__Work to complete__.
Copy every line of the records below where the word "this" occurs.

__Record extracts__.
— BEGIN —

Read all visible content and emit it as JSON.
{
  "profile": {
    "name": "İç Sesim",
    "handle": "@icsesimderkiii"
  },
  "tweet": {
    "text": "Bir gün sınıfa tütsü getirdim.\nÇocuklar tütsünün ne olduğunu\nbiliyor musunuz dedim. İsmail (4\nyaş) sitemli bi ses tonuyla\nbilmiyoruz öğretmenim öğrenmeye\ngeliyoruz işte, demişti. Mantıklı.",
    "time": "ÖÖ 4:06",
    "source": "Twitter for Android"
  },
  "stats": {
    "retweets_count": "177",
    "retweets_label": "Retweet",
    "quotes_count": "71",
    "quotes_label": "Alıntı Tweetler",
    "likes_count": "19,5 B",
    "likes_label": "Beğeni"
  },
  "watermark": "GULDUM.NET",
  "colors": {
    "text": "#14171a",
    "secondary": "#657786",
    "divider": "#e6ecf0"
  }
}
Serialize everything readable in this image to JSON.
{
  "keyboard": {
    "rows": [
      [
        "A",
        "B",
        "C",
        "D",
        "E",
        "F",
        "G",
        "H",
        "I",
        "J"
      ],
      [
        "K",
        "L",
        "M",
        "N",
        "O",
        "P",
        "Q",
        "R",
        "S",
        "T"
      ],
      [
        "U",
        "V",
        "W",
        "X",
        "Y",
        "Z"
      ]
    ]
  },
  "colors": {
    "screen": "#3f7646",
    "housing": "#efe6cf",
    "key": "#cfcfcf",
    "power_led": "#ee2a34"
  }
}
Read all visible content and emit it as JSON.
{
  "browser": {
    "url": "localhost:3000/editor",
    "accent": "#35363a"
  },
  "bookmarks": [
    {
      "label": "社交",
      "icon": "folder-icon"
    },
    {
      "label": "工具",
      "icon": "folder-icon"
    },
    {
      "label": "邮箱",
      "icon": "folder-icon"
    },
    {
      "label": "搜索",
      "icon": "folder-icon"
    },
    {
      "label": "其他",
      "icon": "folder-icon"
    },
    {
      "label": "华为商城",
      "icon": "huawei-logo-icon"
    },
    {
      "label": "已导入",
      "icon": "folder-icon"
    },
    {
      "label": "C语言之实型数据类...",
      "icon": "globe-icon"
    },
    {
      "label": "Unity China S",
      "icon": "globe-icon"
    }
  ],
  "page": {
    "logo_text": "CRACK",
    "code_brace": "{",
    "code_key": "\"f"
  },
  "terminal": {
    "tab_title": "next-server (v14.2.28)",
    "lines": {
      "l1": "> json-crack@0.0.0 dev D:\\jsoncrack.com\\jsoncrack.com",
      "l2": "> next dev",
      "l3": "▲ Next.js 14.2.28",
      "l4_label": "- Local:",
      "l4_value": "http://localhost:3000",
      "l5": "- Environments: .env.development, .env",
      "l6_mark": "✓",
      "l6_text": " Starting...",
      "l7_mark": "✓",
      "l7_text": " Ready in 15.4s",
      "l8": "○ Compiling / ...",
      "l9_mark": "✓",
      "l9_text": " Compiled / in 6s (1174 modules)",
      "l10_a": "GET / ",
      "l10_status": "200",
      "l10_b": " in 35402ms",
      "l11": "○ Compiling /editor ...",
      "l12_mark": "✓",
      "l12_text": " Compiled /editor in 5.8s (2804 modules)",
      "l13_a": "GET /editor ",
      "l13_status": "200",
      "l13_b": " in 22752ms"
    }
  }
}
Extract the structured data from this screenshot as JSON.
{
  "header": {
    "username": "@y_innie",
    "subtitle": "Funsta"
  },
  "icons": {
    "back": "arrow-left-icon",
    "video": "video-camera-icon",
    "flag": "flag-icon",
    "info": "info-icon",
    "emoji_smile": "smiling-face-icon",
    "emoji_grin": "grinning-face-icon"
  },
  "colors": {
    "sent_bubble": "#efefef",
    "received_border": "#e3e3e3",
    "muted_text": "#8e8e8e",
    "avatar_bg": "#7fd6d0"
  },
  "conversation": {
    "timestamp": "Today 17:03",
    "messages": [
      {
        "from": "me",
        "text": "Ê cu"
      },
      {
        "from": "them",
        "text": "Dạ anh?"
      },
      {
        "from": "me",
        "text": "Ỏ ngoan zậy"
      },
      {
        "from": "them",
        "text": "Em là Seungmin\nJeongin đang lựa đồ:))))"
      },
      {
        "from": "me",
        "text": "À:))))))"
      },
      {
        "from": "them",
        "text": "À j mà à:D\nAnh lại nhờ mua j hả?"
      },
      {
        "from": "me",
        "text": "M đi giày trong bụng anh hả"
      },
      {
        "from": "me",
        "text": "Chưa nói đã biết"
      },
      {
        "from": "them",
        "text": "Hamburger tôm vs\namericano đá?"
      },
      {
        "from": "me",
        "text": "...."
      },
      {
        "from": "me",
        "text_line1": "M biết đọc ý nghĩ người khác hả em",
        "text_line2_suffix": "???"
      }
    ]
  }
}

— END —

__Problem solution__.
Serialize everything readable in this image to JSON.
Extract the structured data from this screenshot as JSON.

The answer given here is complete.